* [SHORT EXERCISE]:
Which lines in the material below contain the word "Mort"? Copy each of them.

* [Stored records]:
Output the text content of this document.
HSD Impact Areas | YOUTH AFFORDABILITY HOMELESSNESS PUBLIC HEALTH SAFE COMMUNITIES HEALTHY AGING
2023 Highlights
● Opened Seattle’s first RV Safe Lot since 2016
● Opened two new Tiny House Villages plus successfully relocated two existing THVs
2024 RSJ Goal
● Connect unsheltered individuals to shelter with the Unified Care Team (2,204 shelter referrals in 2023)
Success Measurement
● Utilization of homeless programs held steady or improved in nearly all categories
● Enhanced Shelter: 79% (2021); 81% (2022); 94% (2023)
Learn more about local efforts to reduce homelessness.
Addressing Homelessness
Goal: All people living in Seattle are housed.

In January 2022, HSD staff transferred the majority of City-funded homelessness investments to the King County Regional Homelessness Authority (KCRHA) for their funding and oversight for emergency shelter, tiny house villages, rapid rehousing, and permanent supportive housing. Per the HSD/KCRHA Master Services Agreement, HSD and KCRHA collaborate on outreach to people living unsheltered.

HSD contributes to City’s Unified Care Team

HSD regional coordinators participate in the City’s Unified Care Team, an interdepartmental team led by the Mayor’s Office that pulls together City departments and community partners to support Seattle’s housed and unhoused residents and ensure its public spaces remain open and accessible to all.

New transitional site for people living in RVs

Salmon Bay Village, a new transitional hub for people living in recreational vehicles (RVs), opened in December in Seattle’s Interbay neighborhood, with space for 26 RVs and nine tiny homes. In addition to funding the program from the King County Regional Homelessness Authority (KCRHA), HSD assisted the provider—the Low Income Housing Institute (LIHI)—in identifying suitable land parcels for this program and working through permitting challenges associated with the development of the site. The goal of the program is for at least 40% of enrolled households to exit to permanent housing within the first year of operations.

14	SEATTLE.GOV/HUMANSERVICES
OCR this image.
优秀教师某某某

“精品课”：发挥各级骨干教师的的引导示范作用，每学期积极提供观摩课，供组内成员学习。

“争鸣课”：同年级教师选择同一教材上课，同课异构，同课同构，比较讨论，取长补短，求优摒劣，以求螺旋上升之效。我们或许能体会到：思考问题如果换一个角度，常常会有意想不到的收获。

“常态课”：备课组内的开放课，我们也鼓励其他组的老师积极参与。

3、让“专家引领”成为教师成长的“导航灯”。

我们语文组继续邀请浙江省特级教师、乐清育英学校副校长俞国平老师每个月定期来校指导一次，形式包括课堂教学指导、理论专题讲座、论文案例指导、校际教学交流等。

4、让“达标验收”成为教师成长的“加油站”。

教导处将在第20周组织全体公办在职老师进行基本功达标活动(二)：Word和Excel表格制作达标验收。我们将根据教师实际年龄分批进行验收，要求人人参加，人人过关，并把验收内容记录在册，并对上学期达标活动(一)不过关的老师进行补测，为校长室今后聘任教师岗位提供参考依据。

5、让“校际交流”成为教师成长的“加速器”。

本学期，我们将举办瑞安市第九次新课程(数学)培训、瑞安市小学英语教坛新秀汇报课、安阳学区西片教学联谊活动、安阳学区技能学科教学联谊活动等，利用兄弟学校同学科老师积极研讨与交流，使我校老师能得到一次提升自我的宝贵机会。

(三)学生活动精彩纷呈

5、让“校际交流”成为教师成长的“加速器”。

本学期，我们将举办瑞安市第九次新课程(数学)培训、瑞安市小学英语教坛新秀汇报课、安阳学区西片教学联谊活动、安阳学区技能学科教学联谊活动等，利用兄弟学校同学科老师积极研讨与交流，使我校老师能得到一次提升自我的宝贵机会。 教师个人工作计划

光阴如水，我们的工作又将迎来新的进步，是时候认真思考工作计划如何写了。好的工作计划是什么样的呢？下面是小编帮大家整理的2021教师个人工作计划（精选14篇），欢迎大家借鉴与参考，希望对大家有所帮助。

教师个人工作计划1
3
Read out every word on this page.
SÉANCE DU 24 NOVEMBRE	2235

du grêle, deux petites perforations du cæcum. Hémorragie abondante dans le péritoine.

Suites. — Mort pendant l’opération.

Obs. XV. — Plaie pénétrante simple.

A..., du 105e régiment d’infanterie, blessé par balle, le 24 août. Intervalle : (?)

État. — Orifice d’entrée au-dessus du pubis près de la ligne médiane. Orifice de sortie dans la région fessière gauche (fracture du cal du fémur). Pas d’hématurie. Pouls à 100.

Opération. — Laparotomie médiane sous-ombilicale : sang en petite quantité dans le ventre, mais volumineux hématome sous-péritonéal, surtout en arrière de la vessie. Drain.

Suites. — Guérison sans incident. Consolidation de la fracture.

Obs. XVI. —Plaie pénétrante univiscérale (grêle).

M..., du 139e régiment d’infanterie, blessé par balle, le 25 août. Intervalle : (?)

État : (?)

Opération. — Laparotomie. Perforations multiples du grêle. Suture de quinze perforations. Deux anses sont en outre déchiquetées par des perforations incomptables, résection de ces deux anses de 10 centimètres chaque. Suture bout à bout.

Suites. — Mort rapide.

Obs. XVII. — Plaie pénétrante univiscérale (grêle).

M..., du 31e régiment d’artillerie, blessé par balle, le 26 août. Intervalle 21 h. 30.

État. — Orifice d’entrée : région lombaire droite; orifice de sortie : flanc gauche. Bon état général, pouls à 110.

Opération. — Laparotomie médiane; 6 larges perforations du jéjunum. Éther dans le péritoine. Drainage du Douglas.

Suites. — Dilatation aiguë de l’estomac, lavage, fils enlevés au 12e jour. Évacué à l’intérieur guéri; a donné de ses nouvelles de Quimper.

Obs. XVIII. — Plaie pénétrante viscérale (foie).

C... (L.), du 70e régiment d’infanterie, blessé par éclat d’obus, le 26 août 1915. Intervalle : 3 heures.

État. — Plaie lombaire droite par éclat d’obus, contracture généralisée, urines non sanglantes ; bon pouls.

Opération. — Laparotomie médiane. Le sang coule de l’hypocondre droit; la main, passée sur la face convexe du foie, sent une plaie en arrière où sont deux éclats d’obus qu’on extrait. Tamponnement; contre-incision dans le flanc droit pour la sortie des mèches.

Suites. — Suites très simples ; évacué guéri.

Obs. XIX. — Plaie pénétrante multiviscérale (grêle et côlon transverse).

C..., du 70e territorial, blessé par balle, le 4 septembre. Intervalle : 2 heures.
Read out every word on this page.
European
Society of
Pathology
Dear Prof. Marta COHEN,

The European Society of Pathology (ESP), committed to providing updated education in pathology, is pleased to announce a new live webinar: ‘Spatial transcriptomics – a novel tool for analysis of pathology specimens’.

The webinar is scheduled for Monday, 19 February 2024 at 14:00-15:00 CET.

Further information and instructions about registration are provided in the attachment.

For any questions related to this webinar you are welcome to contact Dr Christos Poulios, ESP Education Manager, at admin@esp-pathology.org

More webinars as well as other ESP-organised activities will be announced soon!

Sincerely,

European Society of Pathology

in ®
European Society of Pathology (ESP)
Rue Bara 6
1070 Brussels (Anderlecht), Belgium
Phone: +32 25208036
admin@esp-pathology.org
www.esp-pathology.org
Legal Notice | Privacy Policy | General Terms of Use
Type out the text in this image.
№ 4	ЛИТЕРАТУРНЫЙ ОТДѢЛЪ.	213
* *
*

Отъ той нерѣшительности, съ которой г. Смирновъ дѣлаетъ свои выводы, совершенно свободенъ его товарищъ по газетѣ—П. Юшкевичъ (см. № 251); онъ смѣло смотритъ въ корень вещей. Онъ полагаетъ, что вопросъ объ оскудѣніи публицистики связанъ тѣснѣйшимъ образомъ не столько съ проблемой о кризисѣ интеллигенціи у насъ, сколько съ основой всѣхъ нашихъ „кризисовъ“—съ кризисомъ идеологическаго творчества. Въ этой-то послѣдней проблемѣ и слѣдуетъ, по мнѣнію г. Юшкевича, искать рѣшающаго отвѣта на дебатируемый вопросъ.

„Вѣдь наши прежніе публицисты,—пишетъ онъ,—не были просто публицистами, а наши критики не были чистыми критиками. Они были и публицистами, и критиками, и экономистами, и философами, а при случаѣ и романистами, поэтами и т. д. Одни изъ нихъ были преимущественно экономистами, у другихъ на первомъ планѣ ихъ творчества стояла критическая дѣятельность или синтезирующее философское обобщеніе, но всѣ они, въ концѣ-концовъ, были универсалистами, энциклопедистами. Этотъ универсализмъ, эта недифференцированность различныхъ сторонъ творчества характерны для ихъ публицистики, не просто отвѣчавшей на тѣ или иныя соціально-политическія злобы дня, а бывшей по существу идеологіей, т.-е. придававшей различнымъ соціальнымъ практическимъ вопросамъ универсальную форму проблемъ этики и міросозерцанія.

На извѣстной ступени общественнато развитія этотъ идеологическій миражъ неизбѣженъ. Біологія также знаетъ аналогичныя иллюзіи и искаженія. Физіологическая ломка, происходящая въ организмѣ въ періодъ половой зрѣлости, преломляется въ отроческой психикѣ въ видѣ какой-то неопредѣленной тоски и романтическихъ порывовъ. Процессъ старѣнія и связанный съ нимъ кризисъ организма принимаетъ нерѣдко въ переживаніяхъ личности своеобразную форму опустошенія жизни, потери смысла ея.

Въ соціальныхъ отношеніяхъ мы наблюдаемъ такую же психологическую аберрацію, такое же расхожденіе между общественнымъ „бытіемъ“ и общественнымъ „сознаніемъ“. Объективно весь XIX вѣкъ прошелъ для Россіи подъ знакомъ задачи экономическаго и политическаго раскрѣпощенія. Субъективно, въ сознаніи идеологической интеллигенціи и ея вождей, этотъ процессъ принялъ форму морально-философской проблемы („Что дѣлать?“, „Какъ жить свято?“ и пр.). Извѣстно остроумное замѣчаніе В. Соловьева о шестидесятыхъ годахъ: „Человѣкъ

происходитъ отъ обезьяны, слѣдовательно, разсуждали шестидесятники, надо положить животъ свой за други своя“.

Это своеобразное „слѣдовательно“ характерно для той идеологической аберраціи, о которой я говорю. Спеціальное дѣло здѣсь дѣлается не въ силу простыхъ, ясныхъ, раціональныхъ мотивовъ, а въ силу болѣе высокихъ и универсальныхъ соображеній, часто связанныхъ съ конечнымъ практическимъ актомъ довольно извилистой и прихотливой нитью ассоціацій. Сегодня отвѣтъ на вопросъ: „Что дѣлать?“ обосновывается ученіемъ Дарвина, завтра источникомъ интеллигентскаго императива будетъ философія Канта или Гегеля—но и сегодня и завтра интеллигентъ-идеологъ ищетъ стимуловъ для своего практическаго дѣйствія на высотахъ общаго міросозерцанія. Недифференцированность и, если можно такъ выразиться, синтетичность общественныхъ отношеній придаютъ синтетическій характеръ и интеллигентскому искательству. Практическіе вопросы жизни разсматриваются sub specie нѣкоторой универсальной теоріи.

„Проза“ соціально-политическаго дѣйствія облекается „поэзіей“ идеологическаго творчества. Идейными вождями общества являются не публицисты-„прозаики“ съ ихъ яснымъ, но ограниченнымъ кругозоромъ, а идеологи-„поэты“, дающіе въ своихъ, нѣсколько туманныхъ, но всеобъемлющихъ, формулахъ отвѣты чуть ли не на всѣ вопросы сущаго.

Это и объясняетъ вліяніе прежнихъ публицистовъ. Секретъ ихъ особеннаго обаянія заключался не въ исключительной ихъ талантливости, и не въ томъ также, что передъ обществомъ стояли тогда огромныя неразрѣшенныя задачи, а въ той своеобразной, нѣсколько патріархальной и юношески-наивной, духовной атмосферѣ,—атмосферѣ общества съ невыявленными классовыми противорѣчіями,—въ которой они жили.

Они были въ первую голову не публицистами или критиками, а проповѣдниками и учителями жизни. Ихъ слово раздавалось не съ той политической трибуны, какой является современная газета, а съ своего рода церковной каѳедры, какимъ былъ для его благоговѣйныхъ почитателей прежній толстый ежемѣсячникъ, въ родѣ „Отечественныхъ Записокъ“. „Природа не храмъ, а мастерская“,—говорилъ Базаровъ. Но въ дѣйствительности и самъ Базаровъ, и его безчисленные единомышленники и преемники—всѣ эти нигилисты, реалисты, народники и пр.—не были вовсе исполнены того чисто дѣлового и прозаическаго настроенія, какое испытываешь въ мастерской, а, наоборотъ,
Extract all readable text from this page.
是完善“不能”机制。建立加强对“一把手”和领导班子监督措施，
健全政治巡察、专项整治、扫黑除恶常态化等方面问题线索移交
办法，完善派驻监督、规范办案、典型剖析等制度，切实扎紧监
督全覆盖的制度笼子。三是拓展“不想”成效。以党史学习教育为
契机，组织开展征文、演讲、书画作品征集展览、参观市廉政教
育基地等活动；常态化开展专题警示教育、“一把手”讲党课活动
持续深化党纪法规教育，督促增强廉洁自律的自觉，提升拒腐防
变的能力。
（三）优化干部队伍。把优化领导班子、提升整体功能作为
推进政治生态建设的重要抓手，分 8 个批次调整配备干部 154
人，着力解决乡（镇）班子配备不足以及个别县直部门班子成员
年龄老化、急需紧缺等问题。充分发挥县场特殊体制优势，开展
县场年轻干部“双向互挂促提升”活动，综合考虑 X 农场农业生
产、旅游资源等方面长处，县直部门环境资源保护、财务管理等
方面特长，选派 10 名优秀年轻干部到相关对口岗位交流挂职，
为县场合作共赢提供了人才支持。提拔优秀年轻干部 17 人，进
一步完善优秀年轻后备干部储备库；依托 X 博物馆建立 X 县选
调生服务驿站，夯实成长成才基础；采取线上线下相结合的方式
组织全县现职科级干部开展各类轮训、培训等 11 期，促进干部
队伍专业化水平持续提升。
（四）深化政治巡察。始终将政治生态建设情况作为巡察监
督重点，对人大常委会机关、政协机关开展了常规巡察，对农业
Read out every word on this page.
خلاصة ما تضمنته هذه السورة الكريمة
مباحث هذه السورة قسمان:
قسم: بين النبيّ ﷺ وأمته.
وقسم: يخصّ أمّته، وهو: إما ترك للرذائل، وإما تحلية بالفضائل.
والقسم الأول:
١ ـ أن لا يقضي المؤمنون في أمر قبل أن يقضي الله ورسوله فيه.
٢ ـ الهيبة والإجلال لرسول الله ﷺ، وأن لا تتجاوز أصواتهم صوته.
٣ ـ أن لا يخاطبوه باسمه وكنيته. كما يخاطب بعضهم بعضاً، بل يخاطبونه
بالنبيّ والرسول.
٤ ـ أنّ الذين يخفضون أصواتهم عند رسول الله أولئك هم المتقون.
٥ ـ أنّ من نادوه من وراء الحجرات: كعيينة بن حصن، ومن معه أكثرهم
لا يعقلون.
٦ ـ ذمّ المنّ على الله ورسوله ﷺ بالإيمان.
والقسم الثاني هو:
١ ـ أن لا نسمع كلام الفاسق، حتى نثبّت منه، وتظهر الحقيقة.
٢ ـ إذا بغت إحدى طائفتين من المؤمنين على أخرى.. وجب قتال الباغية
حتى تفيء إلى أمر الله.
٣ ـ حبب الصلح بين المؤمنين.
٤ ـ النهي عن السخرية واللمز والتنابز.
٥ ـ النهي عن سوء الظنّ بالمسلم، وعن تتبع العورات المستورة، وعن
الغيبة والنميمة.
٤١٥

* [THE REPLY]:
Suites. — Mort pendant l’opération.
Suites. — Mort rapide.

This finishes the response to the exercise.